**Written problem**
Return each entry exactly, omitting nothing.

**Dataset extract**
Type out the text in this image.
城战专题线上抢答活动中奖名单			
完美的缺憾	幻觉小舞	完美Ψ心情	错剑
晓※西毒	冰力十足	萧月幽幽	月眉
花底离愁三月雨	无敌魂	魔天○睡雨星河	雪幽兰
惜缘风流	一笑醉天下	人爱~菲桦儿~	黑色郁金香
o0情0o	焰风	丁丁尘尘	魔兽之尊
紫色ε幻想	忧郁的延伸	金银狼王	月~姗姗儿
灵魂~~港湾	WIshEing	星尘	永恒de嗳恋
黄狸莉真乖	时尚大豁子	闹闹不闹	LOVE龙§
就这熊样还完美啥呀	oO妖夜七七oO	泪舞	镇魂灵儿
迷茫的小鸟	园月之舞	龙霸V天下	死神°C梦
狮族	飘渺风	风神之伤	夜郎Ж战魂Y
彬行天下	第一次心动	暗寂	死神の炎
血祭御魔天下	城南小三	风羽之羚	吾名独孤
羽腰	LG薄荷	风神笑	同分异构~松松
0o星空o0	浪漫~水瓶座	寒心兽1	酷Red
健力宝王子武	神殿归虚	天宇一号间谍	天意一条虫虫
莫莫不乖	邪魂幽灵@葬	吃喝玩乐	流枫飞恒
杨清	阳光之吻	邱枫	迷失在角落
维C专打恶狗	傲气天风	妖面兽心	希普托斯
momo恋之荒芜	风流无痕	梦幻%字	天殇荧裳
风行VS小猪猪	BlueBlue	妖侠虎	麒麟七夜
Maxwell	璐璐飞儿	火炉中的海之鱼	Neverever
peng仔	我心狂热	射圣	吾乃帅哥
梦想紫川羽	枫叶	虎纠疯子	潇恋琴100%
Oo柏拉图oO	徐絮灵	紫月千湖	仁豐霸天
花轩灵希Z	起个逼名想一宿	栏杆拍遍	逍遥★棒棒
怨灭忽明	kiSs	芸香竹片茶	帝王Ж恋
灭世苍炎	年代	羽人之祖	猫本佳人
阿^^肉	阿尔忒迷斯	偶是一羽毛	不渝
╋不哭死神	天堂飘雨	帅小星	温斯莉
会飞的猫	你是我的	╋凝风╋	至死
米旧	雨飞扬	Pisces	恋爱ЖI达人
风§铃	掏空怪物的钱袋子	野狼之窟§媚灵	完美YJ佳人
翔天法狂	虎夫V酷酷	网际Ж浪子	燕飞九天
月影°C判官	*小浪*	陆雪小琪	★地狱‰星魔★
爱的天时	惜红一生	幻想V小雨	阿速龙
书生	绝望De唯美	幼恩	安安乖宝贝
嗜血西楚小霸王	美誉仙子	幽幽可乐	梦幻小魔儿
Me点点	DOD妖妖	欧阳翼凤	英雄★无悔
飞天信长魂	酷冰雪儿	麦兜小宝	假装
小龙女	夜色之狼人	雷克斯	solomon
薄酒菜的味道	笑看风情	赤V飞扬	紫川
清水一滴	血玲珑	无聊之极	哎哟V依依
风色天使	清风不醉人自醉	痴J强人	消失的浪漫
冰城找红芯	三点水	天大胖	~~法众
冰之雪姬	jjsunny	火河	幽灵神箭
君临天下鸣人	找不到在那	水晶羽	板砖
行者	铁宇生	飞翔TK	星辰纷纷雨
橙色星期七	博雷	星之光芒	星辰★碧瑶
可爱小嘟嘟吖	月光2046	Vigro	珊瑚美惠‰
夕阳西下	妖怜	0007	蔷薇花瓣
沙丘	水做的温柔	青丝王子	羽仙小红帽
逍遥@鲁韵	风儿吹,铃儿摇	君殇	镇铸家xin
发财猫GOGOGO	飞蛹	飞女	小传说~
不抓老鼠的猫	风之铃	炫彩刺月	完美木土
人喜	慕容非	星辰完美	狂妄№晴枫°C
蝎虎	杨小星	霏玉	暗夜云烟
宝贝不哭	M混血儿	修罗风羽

**Response to the exercise**
Type out the text in this image.
城战专题线上抢答活动中奖名单			
完美的缺憾	幻觉小舞	完美Ψ心情	错剑
晓※西毒	冰力十足	萧月幽幽	月眉
花底离愁三月雨	无敌魂	魔天○睡雨星河	雪幽兰
惜缘风流	一笑醉天下	人爱~菲桦儿~	黑色郁金香
o0情0o	焰风	丁丁尘尘	魔兽之尊
紫色ε幻想	忧郁的延伸	金银狼王	月~姗姗儿
灵魂~~港湾	WIshEing	星尘	永恒de嗳恋
黄狸莉真乖	时尚大豁子	闹闹不闹	LOVE龙§
就这熊样还完美啥呀	oO妖夜七七oO	泪舞	镇魂灵儿
迷茫的小鸟	园月之舞	龙霸V天下	死神°C梦
狮族	飘渺风	风神之伤	夜郎Ж战魂Y
彬行天下	第一次心动	暗寂	死神の炎
血祭御魔天下	城南小三	风羽之羚	吾名独孤
羽腰	LG薄荷	风神笑	同分异构~松松
0o星空o0	浪漫~水瓶座	寒心兽1	酷Red
健力宝王子武	神殿归虚	天宇一号间谍	天意一条虫虫
莫莫不乖	邪魂幽灵@葬	吃喝玩乐	流枫飞恒
杨清	阳光之吻	邱枫	迷失在角落
维C专打恶狗	傲气天风	妖面兽心	希普托斯
momo恋之荒芜	风流无痕	梦幻%字	天殇荧裳
风行VS小猪猪	BlueBlue	妖侠虎	麒麟七夜
Maxwell	璐璐飞儿	火炉中的海之鱼	Neverever
peng仔	我心狂热	射圣	吾乃帅哥
梦想紫川羽	枫叶	虎纠疯子	潇恋琴100%
Oo柏拉图oO	徐絮灵	紫月千湖	仁豐霸天
花轩灵希Z	起个逼名想一宿	栏杆拍遍	逍遥★棒棒
怨灭忽明	kiSs	芸香竹片茶	帝王Ж恋
灭世苍炎	年代	羽人之祖	猫本佳人
阿^^肉	阿尔忒迷斯	偶是一羽毛	不渝
╋不哭死神	天堂飘雨	帅小星	温斯莉
会飞的猫	你是我的	╋凝风╋	至死
米旧	雨飞扬	Pisces	恋爱ЖI达人
风§铃	掏空怪物的钱袋子	野狼之窟§媚灵	完美YJ佳人
翔天法狂	虎夫V酷酷	网际Ж浪子	燕飞九天
月影°C判官	*小浪*	陆雪小琪	★地狱‰星魔★
爱的天时	惜红一生	幻想V小雨	阿速龙
书生	绝望De唯美	幼恩	安安乖宝贝
嗜血西楚小霸王	美誉仙子	幽幽可乐	梦幻小魔儿
Me点点	DOD妖妖	欧阳翼凤	英雄★无悔
飞天信长魂	酷冰雪儿	麦兜小宝	假装
小龙女	夜色之狼人	雷克斯	solomon
薄酒菜的味道	笑看风情	赤V飞扬	紫川
清水一滴	血玲珑	无聊之极	哎哟V依依
风色天使	清风不醉人自醉	痴J强人	消失的浪漫
冰城找红芯	三点水	天大胖	~~法众
冰之雪姬	jjsunny	火河	幽灵神箭
君临天下鸣人	找不到在那	水晶羽	板砖
行者	铁宇生	飞翔TK	星辰纷纷雨
橙色星期七	博雷	星之光芒	星辰★碧瑶
可爱小嘟嘟吖	月光2046	Vigro	珊瑚美惠‰
夕阳西下	妖怜	0007	蔷薇花瓣
沙丘	水做的温柔	青丝王子	羽仙小红帽
逍遥@鲁韵	风儿吹,铃儿摇	君殇	镇铸家xin
发财猫GOGOGO	飞蛹	飞女	小传说~
不抓老鼠的猫	风之铃	炫彩刺月	完美木土
人喜	慕容非	星辰完美	狂妄№晴枫°C
蝎虎	杨小星	霏玉	暗夜云烟
宝贝不哭	M混血儿	修罗风羽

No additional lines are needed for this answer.